• _Exercise task_
Scan the entries below and count the lines holding the string "coverage". Supply only the number.

— Begin Source material —

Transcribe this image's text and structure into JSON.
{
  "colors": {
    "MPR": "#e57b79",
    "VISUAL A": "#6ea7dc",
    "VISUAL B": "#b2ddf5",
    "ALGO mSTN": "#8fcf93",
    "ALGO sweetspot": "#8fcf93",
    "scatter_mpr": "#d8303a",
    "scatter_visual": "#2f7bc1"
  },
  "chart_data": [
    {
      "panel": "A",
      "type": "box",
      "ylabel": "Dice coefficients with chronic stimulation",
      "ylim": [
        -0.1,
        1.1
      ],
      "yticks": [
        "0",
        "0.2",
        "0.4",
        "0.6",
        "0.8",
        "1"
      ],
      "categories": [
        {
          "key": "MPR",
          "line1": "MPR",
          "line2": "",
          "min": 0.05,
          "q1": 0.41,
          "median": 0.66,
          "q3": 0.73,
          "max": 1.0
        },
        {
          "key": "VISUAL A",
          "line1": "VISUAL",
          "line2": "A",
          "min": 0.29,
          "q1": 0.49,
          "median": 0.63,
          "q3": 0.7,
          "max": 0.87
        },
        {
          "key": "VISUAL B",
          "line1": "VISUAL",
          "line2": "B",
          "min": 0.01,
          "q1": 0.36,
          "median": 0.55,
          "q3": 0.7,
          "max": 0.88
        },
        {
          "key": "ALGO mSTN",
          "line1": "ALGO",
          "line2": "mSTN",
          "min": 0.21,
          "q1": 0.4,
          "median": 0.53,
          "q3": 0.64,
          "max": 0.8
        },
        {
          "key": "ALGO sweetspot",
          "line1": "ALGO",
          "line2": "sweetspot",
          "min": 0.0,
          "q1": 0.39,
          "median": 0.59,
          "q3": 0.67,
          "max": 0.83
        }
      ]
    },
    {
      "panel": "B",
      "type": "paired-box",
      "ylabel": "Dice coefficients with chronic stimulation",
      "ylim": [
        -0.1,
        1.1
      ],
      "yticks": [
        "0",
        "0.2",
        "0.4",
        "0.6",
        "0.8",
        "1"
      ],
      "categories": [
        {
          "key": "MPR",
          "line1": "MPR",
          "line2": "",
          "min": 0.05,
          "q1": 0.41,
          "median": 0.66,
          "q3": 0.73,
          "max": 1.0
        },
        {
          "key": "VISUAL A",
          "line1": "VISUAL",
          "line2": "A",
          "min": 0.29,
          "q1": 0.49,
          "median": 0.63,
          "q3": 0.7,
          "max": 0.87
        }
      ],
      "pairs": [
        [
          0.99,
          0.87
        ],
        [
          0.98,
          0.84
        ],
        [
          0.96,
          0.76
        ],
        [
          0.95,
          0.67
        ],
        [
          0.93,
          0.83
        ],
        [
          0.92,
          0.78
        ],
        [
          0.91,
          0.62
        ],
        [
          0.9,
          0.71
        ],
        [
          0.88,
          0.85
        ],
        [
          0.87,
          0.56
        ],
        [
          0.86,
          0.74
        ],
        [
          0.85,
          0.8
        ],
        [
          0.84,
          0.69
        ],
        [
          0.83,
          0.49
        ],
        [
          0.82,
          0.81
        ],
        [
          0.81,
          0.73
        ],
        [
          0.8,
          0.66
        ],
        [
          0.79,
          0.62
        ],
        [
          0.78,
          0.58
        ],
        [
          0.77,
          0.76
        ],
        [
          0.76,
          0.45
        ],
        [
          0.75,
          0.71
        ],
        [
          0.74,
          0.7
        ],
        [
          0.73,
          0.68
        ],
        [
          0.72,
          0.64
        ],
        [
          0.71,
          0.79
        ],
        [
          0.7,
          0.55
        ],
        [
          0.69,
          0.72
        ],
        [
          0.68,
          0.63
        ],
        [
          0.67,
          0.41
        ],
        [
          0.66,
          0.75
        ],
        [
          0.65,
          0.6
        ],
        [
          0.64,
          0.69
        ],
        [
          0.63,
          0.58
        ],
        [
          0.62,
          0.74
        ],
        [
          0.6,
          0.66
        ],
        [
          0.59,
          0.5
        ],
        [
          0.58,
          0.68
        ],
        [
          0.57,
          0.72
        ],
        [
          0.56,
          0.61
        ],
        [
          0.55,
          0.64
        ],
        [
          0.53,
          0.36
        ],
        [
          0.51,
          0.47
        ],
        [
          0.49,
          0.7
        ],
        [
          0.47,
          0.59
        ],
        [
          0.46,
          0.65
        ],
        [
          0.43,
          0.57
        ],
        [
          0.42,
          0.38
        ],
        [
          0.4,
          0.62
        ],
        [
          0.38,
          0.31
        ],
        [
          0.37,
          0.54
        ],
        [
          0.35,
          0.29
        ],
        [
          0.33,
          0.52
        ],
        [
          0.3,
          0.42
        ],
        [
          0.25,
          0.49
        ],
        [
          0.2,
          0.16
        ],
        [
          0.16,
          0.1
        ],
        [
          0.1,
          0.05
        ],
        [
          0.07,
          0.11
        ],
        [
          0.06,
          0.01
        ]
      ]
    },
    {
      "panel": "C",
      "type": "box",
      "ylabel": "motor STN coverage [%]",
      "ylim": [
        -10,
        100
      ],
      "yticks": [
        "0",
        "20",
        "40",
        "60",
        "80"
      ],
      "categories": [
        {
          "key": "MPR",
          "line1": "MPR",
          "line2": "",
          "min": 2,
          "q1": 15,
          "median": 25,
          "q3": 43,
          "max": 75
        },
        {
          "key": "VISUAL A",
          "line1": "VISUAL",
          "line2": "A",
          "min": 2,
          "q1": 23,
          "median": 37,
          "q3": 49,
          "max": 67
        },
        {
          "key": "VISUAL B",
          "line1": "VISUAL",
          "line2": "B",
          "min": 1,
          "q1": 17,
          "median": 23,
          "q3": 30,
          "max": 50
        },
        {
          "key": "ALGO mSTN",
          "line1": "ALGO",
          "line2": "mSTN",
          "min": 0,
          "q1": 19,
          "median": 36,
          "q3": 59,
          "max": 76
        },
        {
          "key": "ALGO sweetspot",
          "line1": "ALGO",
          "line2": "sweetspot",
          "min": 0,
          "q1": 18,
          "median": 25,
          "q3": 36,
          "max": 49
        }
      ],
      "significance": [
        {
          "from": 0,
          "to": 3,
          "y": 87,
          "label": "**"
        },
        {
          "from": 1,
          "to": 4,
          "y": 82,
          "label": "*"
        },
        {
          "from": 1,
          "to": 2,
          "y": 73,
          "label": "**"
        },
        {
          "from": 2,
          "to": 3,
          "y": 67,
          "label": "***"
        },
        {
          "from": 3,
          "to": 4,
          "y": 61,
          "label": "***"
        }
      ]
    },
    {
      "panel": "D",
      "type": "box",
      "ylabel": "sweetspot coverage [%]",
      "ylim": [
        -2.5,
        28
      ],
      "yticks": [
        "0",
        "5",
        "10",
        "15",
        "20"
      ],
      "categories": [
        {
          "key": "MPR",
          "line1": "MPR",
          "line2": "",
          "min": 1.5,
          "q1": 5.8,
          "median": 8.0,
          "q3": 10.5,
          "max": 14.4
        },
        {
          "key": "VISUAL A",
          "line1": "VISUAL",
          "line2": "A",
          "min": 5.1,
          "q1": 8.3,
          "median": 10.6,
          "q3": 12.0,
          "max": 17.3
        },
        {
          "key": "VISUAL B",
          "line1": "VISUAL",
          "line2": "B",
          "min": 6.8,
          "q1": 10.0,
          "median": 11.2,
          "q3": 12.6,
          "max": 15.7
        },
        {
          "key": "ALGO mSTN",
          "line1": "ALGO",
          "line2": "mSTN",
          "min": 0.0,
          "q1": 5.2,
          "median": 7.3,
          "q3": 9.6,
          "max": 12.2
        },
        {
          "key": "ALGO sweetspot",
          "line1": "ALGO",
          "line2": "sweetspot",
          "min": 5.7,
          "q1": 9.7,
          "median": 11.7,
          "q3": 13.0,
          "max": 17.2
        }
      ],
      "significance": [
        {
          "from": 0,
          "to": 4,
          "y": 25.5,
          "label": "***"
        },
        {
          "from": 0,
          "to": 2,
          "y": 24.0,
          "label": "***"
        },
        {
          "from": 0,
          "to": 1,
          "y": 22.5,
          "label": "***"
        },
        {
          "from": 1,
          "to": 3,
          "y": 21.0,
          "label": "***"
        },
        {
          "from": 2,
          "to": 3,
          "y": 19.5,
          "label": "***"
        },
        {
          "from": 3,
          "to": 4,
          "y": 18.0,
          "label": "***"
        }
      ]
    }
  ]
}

— End Source material —

• _Response to the exercise_
2